Work instructions ▸
Locate the string "barns" in the listing below. Copy every line where it is found.

Records to use ▸
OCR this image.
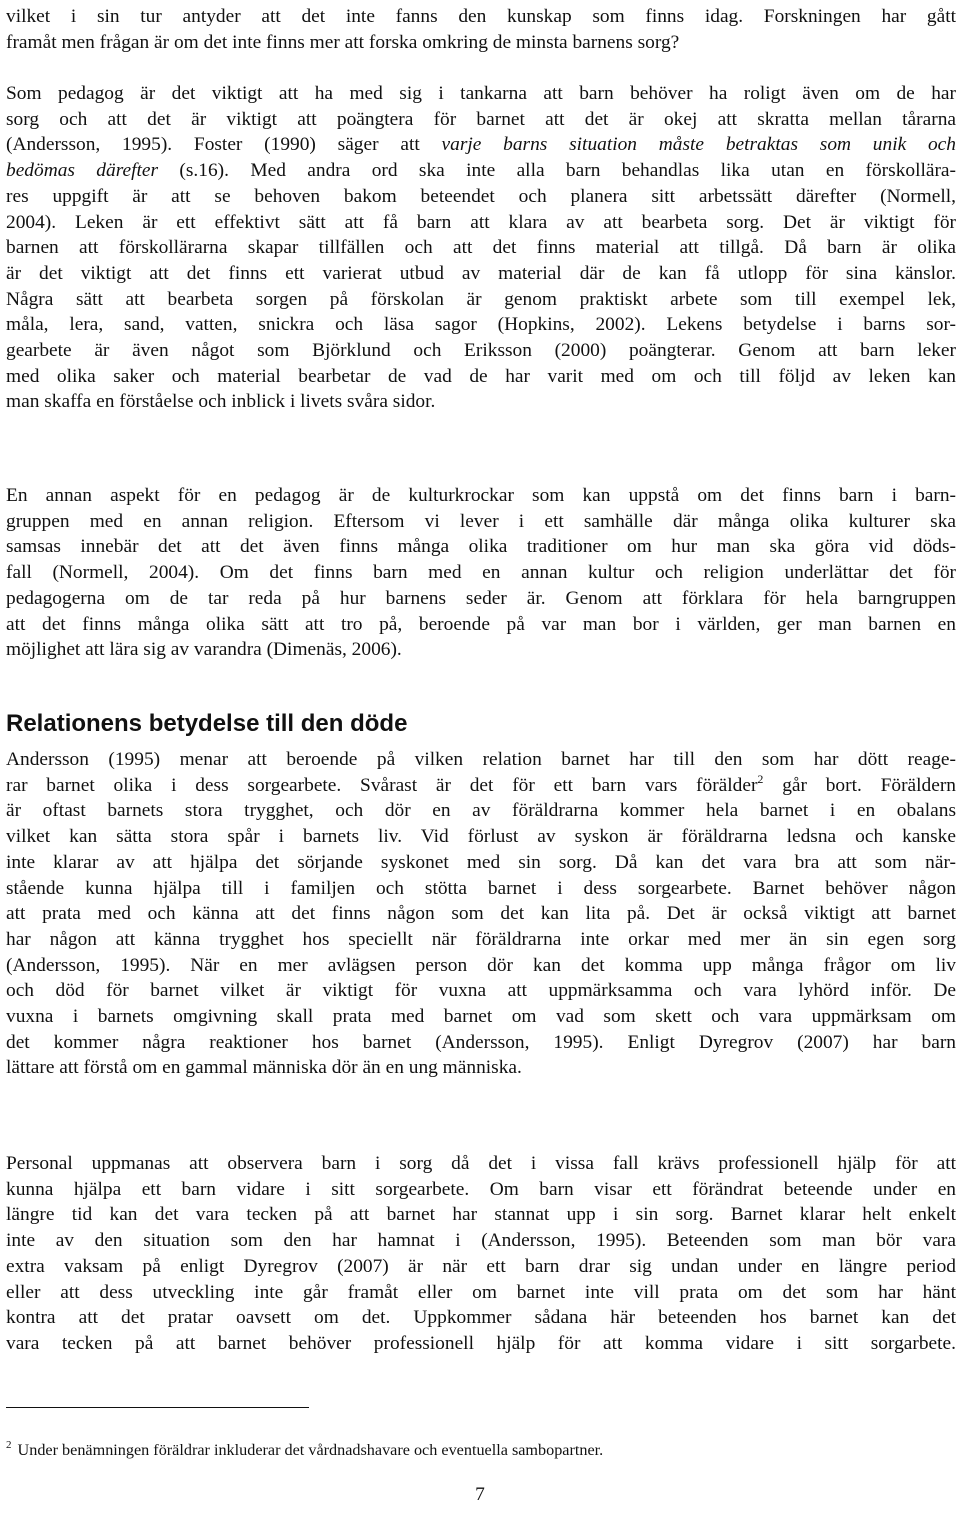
vilket i sin tur antyder att det inte fanns den kunskap som finns idag. Forskningen har gått
framåt men frågan är om det inte finns mer att forska omkring de minsta barnens sorg?
Som pedagog är det viktigt att ha med sig i tankarna att barn behöver ha roligt även om de har
sorg och att det är viktigt att poängtera för barnet att det är okej att skratta mellan tårarna
(Andersson, 1995). Foster (1990) säger att varje barns situation måste betraktas som unik och
bedömas därefter (s.16). Med andra ord ska inte alla barn behandlas lika utan en förskollära-
res uppgift är att se behoven bakom beteendet och planera sitt arbetssätt därefter (Normell,
2004). Leken är ett effektivt sätt att få barn att klara av att bearbeta sorg. Det är viktigt för
barnen att förskollärarna skapar tillfällen och att det finns material att tillgå. Då barn är olika
är det viktigt att det finns ett varierat utbud av material där de kan få utlopp för sina känslor.
Några sätt att bearbeta sorgen på förskolan är genom praktiskt arbete som till exempel lek,
måla, lera, sand, vatten, snickra och läsa sagor (Hopkins, 2002). Lekens betydelse i barns sor-
gearbete är även något som Björklund och Eriksson (2000) poängterar. Genom att barn leker
med olika saker och material bearbetar de vad de har varit med om och till följd av leken kan
man skaffa en förståelse och inblick i livets svåra sidor.
En annan aspekt för en pedagog är de kulturkrockar som kan uppstå om det finns barn i barn-
gruppen med en annan religion. Eftersom vi lever i ett samhälle där många olika kulturer ska
samsas innebär det att det även finns många olika traditioner om hur man ska göra vid döds-
fall (Normell, 2004). Om det finns barn med en annan kultur och religion underlättar det för
pedagogerna om de tar reda på hur barnens seder är. Genom att förklara för hela barngruppen
att det finns många olika sätt att tro på, beroende på var man bor i världen, ger man barnen en
möjlighet att lära sig av varandra (Dimenäs, 2006).
Relationens betydelse till den döde
Andersson (1995) menar att beroende på vilken relation barnet har till den som har dött reage-
rar barnet olika i dess sorgearbete. Svårast är det för ett barn vars förälder$^2$ går bort. Föräldern
är oftast barnets stora trygghet, och dör en av föräldrarna kommer hela barnet i en obalans
vilket kan sätta stora spår i barnets liv. Vid förlust av syskon är föräldrarna ledsna och kanske
inte klarar av att hjälpa det sörjande syskonet med sin sorg. Då kan det vara bra att som när-
stående kunna hjälpa till i familjen och stötta barnet i dess sorgearbete. Barnet behöver någon
att prata med och känna att det finns någon som det kan lita på. Det är också viktigt att barnet
har någon att känna trygghet hos speciellt när föräldrarna inte orkar med mer än sin egen sorg
(Andersson, 1995). När en mer avlägsen person dör kan det komma upp många frågor om liv
och död för barnet vilket är viktigt för vuxna att uppmärksamma och vara lyhörd inför. De
vuxna i barnets omgivning skall prata med barnet om vad som skett och vara uppmärksam om
det kommer några reaktioner hos barnet (Andersson, 1995). Enligt Dyregrov (2007) har barn
lättare att förstå om en gammal människa dör än en ung människa.
Personal uppmanas att observera barn i sorg då det i vissa fall krävs professionell hjälp för att
kunna hjälpa ett barn vidare i sitt sorgearbete. Om barn visar ett förändrat beteende under en
längre tid kan det vara tecken på att barnet har stannat upp i sin sorg. Barnet klarar helt enkelt
inte av den situation som den har hamnat i (Andersson, 1995). Beteenden som man bör vara
extra vaksam på enligt Dyregrov (2007) är när ett barn drar sig undan under en längre period
eller att dess utveckling inte går framåt eller om barnet inte vill prata om det som har hänt
kontra att det pratar oavsett om det. Uppkommer sådana här beteenden hos barnet kan det
vara tecken på att barnet behöver professionell hjälp för att komma vidare i sitt sorgarbete.

$^2$ Under benämningen föräldrar inkluderar det vårdnadshavare och eventuella sambopartner.

7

Solution for this task ▸
(Andersson, 1995). Foster (1990) säger att varje barns situation måste betraktas som unik och
måla, lera, sand, vatten, snickra och läsa sagor (Hopkins, 2002). Lekens betydelse i barns sor-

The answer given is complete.